» **Artigo**:
========

Em oposição a esses ferozes ímpetos regressivos, inimigos dos direitos humanos, da democracia e do estado de direito, que assombram a fisionomia desses dias conturbados, uma outra tendência com sentido contrário se desenha cada vez com mais nitidez.
No Brasil hoje acontece uma efervescência nas ruas que se expressa como uma surpresa estética, pela investida das imagens que invadem o campo visual a cada vez que uma manifestação contra o golpe se põe em marcha. Não apenas a diversidade em sentido político (as investidas da representação de identidades de gênero, cor, sexo, periferias, etc.), mas ainda a interferência de imagens avessas à uniformidade. E é isso que faz com que o próprio bloco de alguns milhares de pessoas reunidas, às vezes bem menos que isso, assuma a forma de um agrupamento estético provocativo. Isso é um dado novo na paisagem.
Nessa poética visual se manifesta a delicadeza da diversidade, sua capacidade de acolher o que é variável e diferente, o que é totalmente alheio, e de ser por, por um gesto de reflexão, no lugar de muitos outros. Uma sensibilidade que não se irrita e se torna violenta quando depara o que é estranho, mas se felicita com ele.

========

» **Dados exibidos**:
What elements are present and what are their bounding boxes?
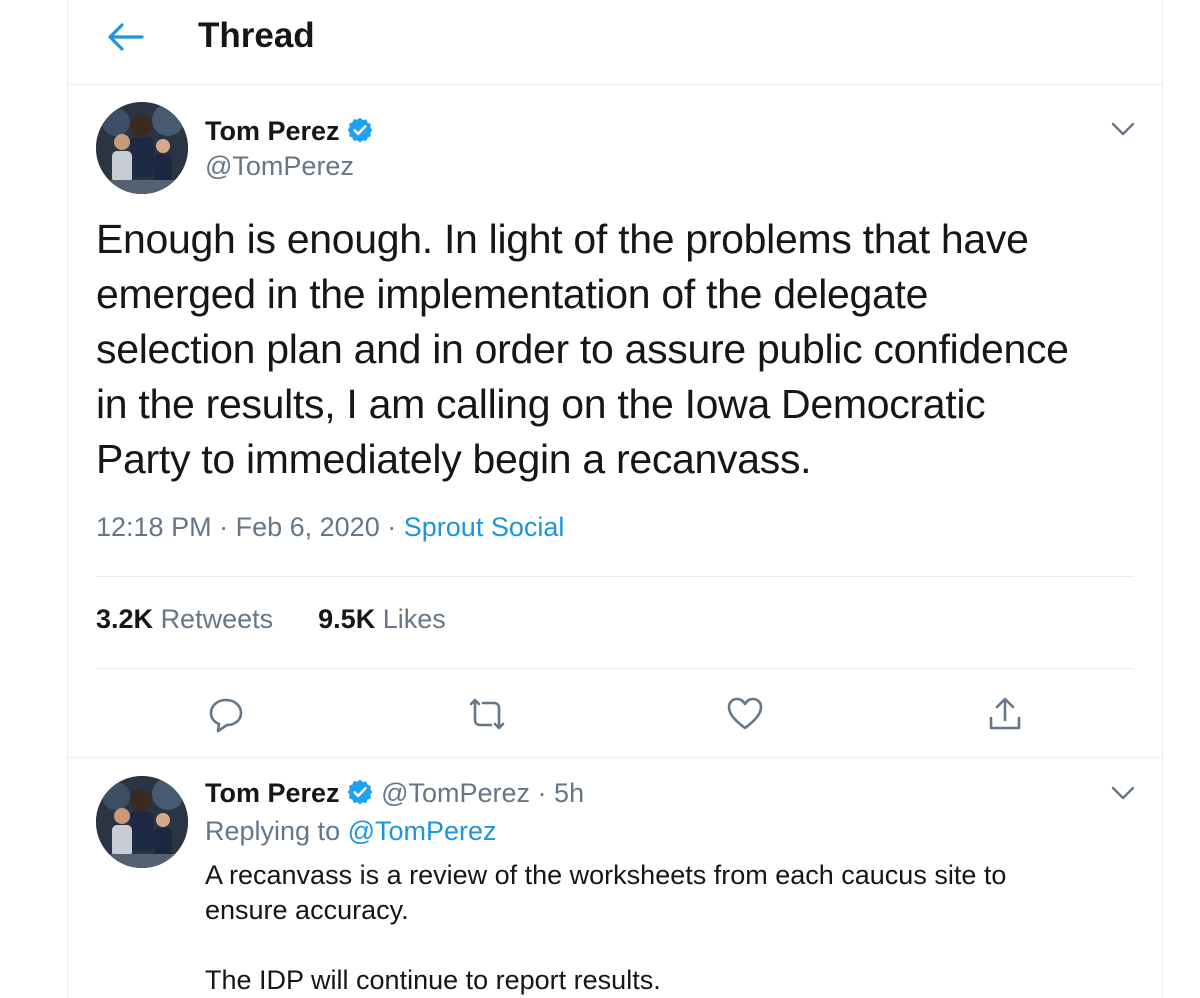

========

» **O que fazer**:
1. Resuma o artigo em duas frases.
2. Por favor, copie do artigo o trecho que vai de "Em oposição a" até "com mais nitidez.".

» **Respostas**:
1. Em oposição aos ímpetos regressivos hostis aos direitos humanos, à democracia e ao estado de direito, desenha-se com nitidez crescente uma tendência contrária, que no Brasil aparece nas manifestações de rua contra o golpe como uma surpresa estética, marcada pela diversidade e por imagens avessas à uniformidade. Essa poética visual manifesta a delicadeza da diversidade, uma sensibilidade que acolhe o diferente e, em vez de se tornar violenta diante do estranho, se felicita com ele.

2.
Em oposição a esses ferozes ímpetos regressivos, inimigos dos direitos humanos, da democracia e do estado de direito, que assombram a fisionomia desses dias conturbados, uma outra tendência com sentido contrário se desenha cada vez com mais nitidez.